3.3. Associations of Dietary Patterns with Low HGS and Low ASMI in Multivariable Logistic Regression

Multivariate logistic regression analyses revealed that, among all six identified dietary preference patterns, only the “Ultra-Processed Food Preference” was significantly associated with low HGS in the fully adjusted model (Model 3: OR = 1.302, 95% CI: 1.072–1.581, p = 0.008). No other dietary preference patterns showed a significant association with low HGS, and none of the six dietary preference patterns were associated with low ASMI (Table 3).

Table 3.

Association between Dietary Preference Pattern Scores and HGS/ASMIs.

(Saved data entries)
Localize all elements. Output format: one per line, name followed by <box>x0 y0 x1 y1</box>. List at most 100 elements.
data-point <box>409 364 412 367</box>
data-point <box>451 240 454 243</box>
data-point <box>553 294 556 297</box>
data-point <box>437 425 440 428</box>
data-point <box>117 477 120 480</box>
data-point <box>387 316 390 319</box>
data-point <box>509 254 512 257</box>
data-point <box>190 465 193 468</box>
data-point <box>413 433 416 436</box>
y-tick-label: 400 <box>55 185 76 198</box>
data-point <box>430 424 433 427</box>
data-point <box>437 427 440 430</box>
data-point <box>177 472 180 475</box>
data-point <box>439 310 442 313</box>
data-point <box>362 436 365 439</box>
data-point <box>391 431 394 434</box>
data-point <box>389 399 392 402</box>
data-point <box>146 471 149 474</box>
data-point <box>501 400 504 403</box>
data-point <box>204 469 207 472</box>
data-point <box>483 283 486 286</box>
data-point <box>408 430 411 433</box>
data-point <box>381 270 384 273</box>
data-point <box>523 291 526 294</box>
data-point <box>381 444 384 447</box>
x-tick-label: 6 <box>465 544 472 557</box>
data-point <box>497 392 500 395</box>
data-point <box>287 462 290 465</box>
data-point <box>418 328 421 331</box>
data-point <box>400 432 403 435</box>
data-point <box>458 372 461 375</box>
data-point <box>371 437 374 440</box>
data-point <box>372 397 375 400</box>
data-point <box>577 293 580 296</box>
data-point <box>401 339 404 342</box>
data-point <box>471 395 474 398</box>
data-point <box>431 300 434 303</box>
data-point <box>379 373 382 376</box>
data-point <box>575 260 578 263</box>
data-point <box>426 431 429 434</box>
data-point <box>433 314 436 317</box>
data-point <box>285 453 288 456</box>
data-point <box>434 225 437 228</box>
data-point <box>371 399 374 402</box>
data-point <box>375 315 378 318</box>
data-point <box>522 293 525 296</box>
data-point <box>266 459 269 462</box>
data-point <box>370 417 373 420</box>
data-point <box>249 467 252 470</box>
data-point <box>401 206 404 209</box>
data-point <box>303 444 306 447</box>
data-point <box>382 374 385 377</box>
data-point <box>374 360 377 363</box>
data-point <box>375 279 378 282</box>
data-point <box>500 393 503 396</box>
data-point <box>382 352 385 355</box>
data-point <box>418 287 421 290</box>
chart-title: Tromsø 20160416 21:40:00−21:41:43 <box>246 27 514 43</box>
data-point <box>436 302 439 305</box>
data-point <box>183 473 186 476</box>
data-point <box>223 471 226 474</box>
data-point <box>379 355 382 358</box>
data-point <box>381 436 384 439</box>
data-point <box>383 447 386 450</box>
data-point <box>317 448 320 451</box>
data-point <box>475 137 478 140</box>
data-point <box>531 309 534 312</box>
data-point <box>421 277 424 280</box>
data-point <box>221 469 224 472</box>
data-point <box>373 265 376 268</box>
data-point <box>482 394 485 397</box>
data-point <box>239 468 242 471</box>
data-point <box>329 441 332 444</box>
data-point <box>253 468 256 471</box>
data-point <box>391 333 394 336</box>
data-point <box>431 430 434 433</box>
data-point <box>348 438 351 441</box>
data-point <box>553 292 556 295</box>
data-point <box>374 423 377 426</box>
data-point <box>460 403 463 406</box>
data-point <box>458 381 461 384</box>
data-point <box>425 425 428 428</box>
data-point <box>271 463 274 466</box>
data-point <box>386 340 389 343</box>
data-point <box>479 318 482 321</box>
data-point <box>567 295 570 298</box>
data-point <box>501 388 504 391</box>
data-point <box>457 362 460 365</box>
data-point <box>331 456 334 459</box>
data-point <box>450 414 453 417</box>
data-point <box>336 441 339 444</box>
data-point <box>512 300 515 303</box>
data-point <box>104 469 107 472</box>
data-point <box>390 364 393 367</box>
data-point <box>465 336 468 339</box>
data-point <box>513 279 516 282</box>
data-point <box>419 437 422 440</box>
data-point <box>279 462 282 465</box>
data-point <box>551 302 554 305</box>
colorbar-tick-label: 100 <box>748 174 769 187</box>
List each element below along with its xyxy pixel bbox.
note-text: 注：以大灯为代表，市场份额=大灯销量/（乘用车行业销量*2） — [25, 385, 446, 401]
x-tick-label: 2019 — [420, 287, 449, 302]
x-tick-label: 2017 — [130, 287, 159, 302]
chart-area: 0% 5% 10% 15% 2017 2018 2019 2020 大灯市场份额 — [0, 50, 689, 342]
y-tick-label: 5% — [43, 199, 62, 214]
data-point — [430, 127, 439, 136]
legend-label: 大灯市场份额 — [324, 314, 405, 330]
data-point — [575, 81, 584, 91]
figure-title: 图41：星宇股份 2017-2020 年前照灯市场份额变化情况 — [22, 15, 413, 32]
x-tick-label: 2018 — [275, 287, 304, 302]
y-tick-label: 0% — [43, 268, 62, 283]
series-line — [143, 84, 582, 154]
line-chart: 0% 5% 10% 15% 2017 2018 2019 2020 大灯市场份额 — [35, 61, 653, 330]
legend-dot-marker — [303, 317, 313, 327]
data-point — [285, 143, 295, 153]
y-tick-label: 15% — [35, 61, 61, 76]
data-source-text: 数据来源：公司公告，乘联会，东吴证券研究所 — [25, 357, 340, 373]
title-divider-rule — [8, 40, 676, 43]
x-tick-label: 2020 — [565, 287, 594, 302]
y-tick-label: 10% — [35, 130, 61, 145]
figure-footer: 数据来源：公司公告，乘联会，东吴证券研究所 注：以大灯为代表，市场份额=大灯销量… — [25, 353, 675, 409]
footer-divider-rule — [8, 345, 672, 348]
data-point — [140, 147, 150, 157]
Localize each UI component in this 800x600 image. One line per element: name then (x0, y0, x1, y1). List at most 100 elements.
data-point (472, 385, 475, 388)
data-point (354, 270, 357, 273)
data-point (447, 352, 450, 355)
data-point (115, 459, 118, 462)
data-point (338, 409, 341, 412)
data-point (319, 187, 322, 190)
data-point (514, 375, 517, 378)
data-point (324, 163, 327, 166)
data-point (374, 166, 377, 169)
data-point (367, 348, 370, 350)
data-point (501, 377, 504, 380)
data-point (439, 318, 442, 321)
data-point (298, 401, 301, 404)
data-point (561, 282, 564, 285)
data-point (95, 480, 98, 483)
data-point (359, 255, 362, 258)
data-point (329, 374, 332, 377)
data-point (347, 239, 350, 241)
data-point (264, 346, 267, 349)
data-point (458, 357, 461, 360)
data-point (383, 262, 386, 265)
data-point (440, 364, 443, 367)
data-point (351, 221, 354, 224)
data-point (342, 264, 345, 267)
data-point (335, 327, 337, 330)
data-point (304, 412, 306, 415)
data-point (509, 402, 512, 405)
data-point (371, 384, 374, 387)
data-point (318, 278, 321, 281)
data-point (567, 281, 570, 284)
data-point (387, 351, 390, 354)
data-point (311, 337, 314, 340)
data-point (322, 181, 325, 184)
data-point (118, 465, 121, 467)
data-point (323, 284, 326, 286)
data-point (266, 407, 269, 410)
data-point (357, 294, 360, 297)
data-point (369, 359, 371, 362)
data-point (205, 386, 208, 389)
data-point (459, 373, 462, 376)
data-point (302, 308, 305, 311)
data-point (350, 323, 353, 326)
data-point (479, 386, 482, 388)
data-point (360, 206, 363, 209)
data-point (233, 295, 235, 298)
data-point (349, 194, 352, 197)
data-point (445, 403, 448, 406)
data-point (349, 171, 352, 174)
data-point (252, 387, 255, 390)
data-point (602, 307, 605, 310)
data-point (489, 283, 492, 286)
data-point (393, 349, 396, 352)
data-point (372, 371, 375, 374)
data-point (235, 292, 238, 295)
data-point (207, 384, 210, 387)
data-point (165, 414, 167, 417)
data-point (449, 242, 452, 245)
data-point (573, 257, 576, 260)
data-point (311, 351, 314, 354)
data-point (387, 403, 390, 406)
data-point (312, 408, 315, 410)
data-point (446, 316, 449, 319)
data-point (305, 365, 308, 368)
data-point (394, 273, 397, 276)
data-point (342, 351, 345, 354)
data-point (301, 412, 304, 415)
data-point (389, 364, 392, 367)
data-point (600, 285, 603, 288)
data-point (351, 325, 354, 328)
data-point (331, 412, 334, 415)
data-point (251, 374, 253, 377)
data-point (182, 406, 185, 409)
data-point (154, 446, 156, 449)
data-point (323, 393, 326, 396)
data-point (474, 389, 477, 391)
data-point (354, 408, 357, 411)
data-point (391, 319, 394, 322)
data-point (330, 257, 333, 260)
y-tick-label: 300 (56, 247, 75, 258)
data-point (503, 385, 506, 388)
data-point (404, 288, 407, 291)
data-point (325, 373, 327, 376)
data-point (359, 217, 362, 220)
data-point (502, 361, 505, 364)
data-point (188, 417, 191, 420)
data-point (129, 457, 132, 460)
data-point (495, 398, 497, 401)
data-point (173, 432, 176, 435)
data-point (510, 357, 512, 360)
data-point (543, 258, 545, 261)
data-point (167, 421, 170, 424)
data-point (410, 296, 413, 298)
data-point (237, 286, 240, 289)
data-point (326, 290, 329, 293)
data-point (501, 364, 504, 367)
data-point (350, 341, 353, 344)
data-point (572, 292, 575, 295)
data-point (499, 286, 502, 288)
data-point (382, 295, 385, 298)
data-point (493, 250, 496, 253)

PROBLEM A => Can you turn the paragraph beginning "Multivariate logistic regression analyses revealed" in the dietary patterns excerpt into a short list that keeps its main facts?
PROBLEM B => Could you output the dietary patterns excerpt word for word, starting at "Multivariate logistic regression" and ending at "Scores and HGS/ASMIs."?

YOUR RESPONSE A =>
- Of the six identified dietary preference patterns, only the "Ultra-Processed Food Preference" was significantly associated with low HGS in the fully adjusted model (Model 3: OR = 1.302, 95% CI: 1.072–1.581, p = 0.008).
- No other dietary preference pattern was significantly associated with low HGS.
- None of the six patterns was associated with low ASMI (Table 3).

YOUR RESPONSE B =>
Multivariate logistic regression analyses revealed that, among all six identified dietary preference patterns, only the “Ultra-Processed Food Preference” was significantly associated with low HGS in the fully adjusted model (Model 3: OR = 1.302, 95% CI: 1.072–1.581, p = 0.008). No other dietary preference patterns showed a significant association with low HGS, and none of the six dietary preference patterns were associated with low ASMI (Table 3).

Table 3.

Association between Dietary Preference Pattern Scores and HGS/ASMIs.